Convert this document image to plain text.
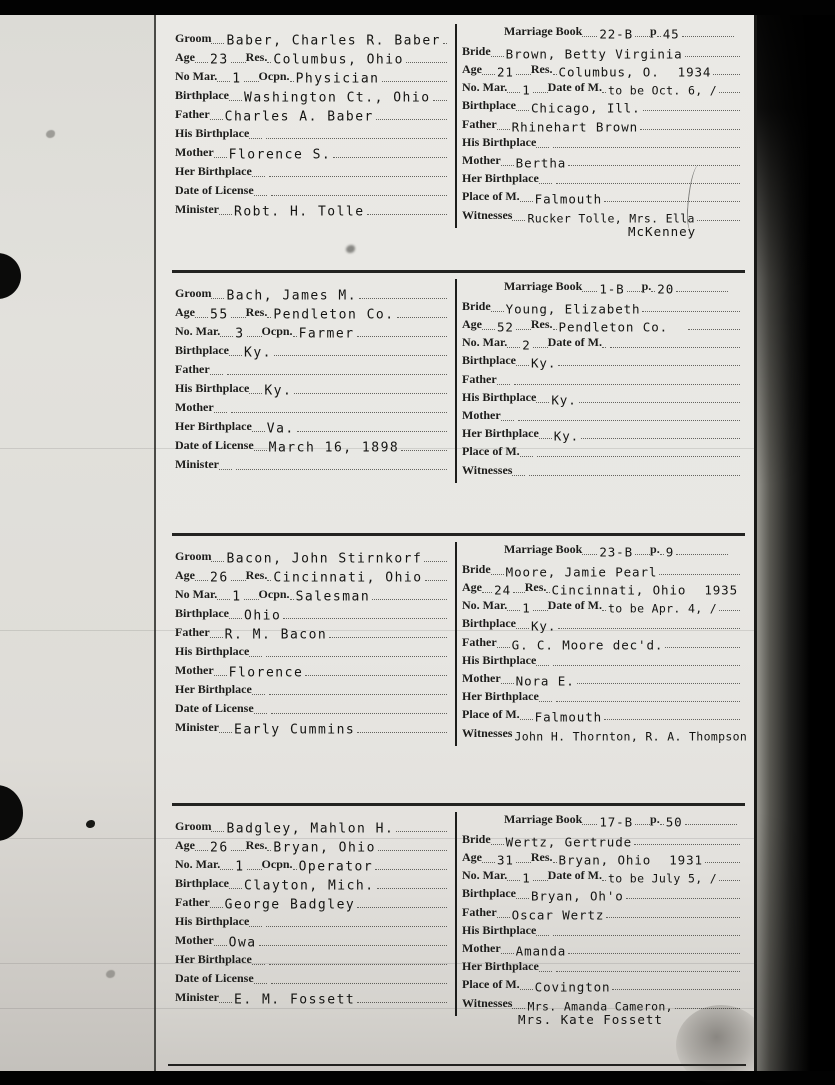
Groom Baber, Charles R. Baber
Age 23 Res. Columbus, Ohio
No Mar. 1 Ocpn. Physician
Birthplace Washington Ct., Ohio
Father Charles A. Baber
His Birthplace
Mother Florence S.
Her Birthplace
Date of License
Minister Robt. H. Tolle
Marriage Book 22-B p 45
Bride Brown, Betty Virginia
Age 21 Res. Columbus, O. 1934
No. Mar. 1 Date of M. to be Oct. 6, /
Birthplace Chicago, Ill.
Father Rhinehart Brown
His Birthplace
Mother Bertha
Her Birthplace
Place of M. Falmouth
Witnesses Rucker Tolle, Mrs. Ella
McKenney
Groom Bach, James M.
Age 55 Res. Pendleton Co.
No. Mar. 3 Ocpn. Farmer
Birthplace Ky.
Father
His Birthplace Ky.
Mother
Her Birthplace Va.
Date of License March 16, 1898
Minister
Marriage Book 1-B p. 20
Bride Young, Elizabeth
Age 52 Res. Pendleton Co.
No. Mar. 2 Date of M.
Birthplace Ky.
Father
His Birthplace Ky.
Mother
Her Birthplace Ky.
Place of M.
Witnesses
Groom Bacon, John Stirnkorf
Age 26 Res. Cincinnati, Ohio
No Mar. 1 Ocpn. Salesman
Birthplace Ohio
Father R. M. Bacon
His Birthplace
Mother Florence
Her Birthplace
Date of License
Minister Early Cummins
Marriage Book 23-B p. 9
Bride Moore, Jamie Pearl
Age 24 Res. Cincinnati, Ohio 1935
No. Mar. 1 Date of M. to be Apr. 4, /
Birthplace Ky.
Father G. C. Moore dec'd.
His Birthplace
Mother Nora E.
Her Birthplace
Place of M. Falmouth
Witnesses John H. Thornton, R. A. Thompson
Groom Badgley, Mahlon H.
Age 26 Res. Bryan, Ohio
No. Mar. 1 Ocpn. Operator
Birthplace Clayton, Mich.
Father George Badgley
His Birthplace
Mother Owa
Her Birthplace
Date of License
Minister E. M. Fossett
Marriage Book 17-B p. 50
Bride Wertz, Gertrude
Age 31 Res. Bryan, Ohio 1931
No. Mar. 1 Date of M. to be July 5, /
Birthplace Bryan, Oh'o
Father Oscar Wertz
His Birthplace
Mother Amanda
Her Birthplace
Place of M. Covington
Witnesses Mrs. Amanda Cameron,
Mrs. Kate Fossett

THE PROBLEM:
Repeat the records in full, exactly as they appear, without the pictures.

OUTPUT OF THE EXERCISE:
Convert this document image to plain text.
Groom Baber, Charles R. Baber
Age 23 Res. Columbus, Ohio
No Mar. 1 Ocpn. Physician
Birthplace Washington Ct., Ohio
Father Charles A. Baber
His Birthplace
Mother Florence S.
Her Birthplace
Date of License
Minister Robt. H. Tolle
Marriage Book 22-B p 45
Bride Brown, Betty Virginia
Age 21 Res. Columbus, O. 1934
No. Mar. 1 Date of M. to be Oct. 6, /
Birthplace Chicago, Ill.
Father Rhinehart Brown
His Birthplace
Mother Bertha
Her Birthplace
Place of M. Falmouth
Witnesses Rucker Tolle, Mrs. Ella
McKenney
Groom Bach, James M.
Age 55 Res. Pendleton Co.
No. Mar. 3 Ocpn. Farmer
Birthplace Ky.
Father
His Birthplace Ky.
Mother
Her Birthplace Va.
Date of License March 16, 1898
Minister
Marriage Book 1-B p. 20
Bride Young, Elizabeth
Age 52 Res. Pendleton Co.
No. Mar. 2 Date of M.
Birthplace Ky.
Father
His Birthplace Ky.
Mother
Her Birthplace Ky.
Place of M.
Witnesses
Groom Bacon, John Stirnkorf
Age 26 Res. Cincinnati, Ohio
No Mar. 1 Ocpn. Salesman
Birthplace Ohio
Father R. M. Bacon
His Birthplace
Mother Florence
Her Birthplace
Date of License
Minister Early Cummins
Marriage Book 23-B p. 9
Bride Moore, Jamie Pearl
Age 24 Res. Cincinnati, Ohio 1935
No. Mar. 1 Date of M. to be Apr. 4, /
Birthplace Ky.
Father G. C. Moore dec'd.
His Birthplace
Mother Nora E.
Her Birthplace
Place of M. Falmouth
Witnesses John H. Thornton, R. A. Thompson
Groom Badgley, Mahlon H.
Age 26 Res. Bryan, Ohio
No. Mar. 1 Ocpn. Operator
Birthplace Clayton, Mich.
Father George Badgley
His Birthplace
Mother Owa
Her Birthplace
Date of License
Minister E. M. Fossett
Marriage Book 17-B p. 50
Bride Wertz, Gertrude
Age 31 Res. Bryan, Ohio 1931
No. Mar. 1 Date of M. to be July 5, /
Birthplace Bryan, Oh'o
Father Oscar Wertz
His Birthplace
Mother Amanda
Her Birthplace
Place of M. Covington
Witnesses Mrs. Amanda Cameron,
Mrs. Kate Fossett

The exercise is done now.